**What is needed:**
Write every line out verbatim and omit the pictures.

---- Dataset content

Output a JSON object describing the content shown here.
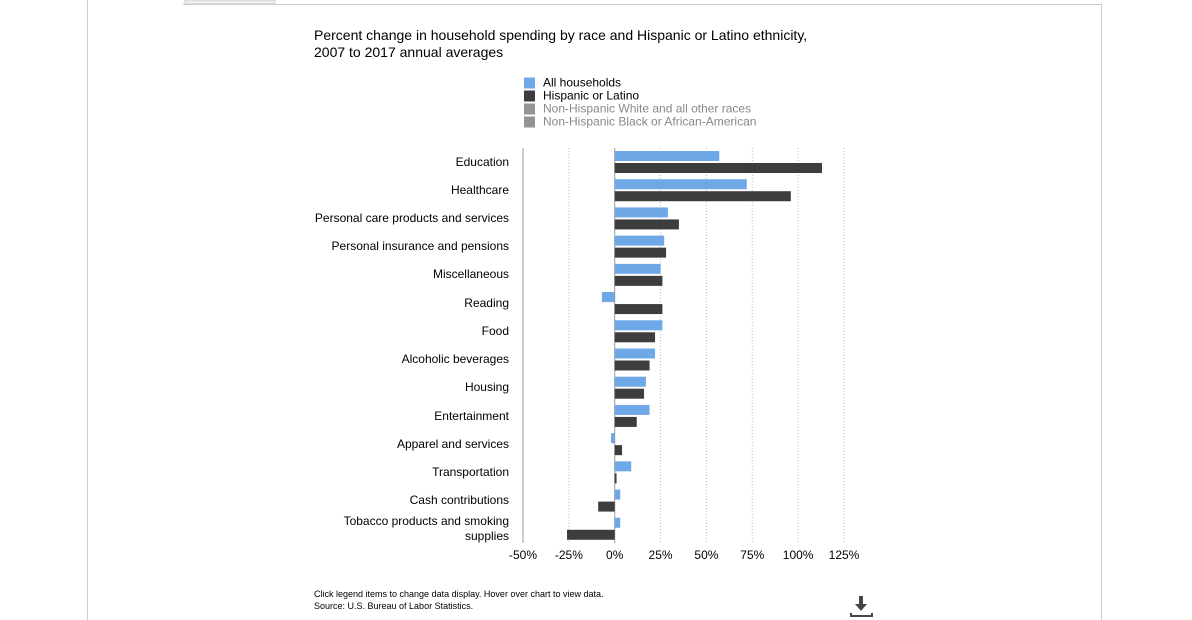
{
  "chart_data": {
    "type": "hbar",
    "title": "Percent change in household spending by race and Hispanic or Latino ethnicity, 2007 to 2017 annual averages",
    "categories": [
      "Education",
      "Healthcare",
      "Personal care products and services",
      "Personal insurance and pensions",
      "Miscellaneous",
      "Reading",
      "Food",
      "Alcoholic beverages",
      "Housing",
      "Entertainment",
      "Apparel and services",
      "Transportation",
      "Cash contributions",
      "Tobacco products and smoking supplies"
    ],
    "series": [
      {
        "name": "All households",
        "color": "#6fa8e6",
        "visible": true,
        "values": [
          57,
          72,
          29,
          27,
          25,
          -7,
          26,
          22,
          17,
          19,
          -2,
          9,
          3,
          3
        ]
      },
      {
        "name": "Hispanic or Latino",
        "color": "#3d3d40",
        "visible": true,
        "values": [
          113,
          96,
          35,
          28,
          26,
          26,
          22,
          19,
          16,
          12,
          4,
          1,
          -9,
          -26
        ]
      },
      {
        "name": "Non-Hispanic White and all other races",
        "color": "#888888",
        "visible": false,
        "values": [
          null,
          null,
          null,
          null,
          null,
          null,
          null,
          null,
          null,
          null,
          null,
          null,
          null,
          null
        ]
      },
      {
        "name": "Non-Hispanic Black or African-American",
        "color": "#888888",
        "visible": false,
        "values": [
          null,
          null,
          null,
          null,
          null,
          null,
          null,
          null,
          null,
          null,
          null,
          null,
          null,
          null
        ]
      }
    ],
    "xlim": [
      -50,
      125
    ],
    "xticks": [
      {
        "value": -50,
        "label": "-50%"
      },
      {
        "value": -25,
        "label": "-25%"
      },
      {
        "value": 0,
        "label": "0%"
      },
      {
        "value": 25,
        "label": "25%"
      },
      {
        "value": 50,
        "label": "50%"
      },
      {
        "value": 75,
        "label": "75%"
      },
      {
        "value": 100,
        "label": "100%"
      },
      {
        "value": 125,
        "label": "125%"
      }
    ],
    "grid": true,
    "notes": [
      "Click legend items to change data display. Hover over chart to view data.",
      "Source: U.S. Bureau of Labor Statistics."
    ]
  }
}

--------

**Solution to the problem:**
Output a JSON object describing the content shown here.
{
  "chart_data": {
    "type": "hbar",
    "title": "Percent change in household spending by race and Hispanic or Latino ethnicity, 2007 to 2017 annual averages",
    "categories": [
      "Education",
      "Healthcare",
      "Personal care products and services",
      "Personal insurance and pensions",
      "Miscellaneous",
      "Reading",
      "Food",
      "Alcoholic beverages",
      "Housing",
      "Entertainment",
      "Apparel and services",
      "Transportation",
      "Cash contributions",
      "Tobacco products and smoking supplies"
    ],
    "series": [
      {
        "name": "All households",
        "color": "#6fa8e6",
        "visible": true,
        "values": [
          57,
          72,
          29,
          27,
          25,
          -7,
          26,
          22,
          17,
          19,
          -2,
          9,
          3,
          3
        ]
      },
      {
        "name": "Hispanic or Latino",
        "color": "#3d3d40",
        "visible": true,
        "values": [
          113,
          96,
          35,
          28,
          26,
          26,
          22,
          19,
          16,
          12,
          4,
          1,
          -9,
          -26
        ]
      },
      {
        "name": "Non-Hispanic White and all other races",
        "color": "#888888",
        "visible": false,
        "values": [
          null,
          null,
          null,
          null,
          null,
          null,
          null,
          null,
          null,
          null,
          null,
          null,
          null,
          null
        ]
      },
      {
        "name": "Non-Hispanic Black or African-American",
        "color": "#888888",
        "visible": false,
        "values": [
          null,
          null,
          null,
          null,
          null,
          null,
          null,
          null,
          null,
          null,
          null,
          null,
          null,
          null
        ]
      }
    ],
    "xlim": [
      -50,
      125
    ],
    "xticks": [
      {
        "value": -50,
        "label": "-50%"
      },
      {
        "value": -25,
        "label": "-25%"
      },
      {
        "value": 0,
        "label": "0%"
      },
      {
        "value": 25,
        "label": "25%"
      },
      {
        "value": 50,
        "label": "50%"
      },
      {
        "value": 75,
        "label": "75%"
      },
      {
        "value": 100,
        "label": "100%"
      },
      {
        "value": 125,
        "label": "125%"
      }
    ],
    "grid": true,
    "notes": [
      "Click legend items to change data display. Hover over chart to view data.",
      "Source: U.S. Bureau of Labor Statistics."
    ]
  }
}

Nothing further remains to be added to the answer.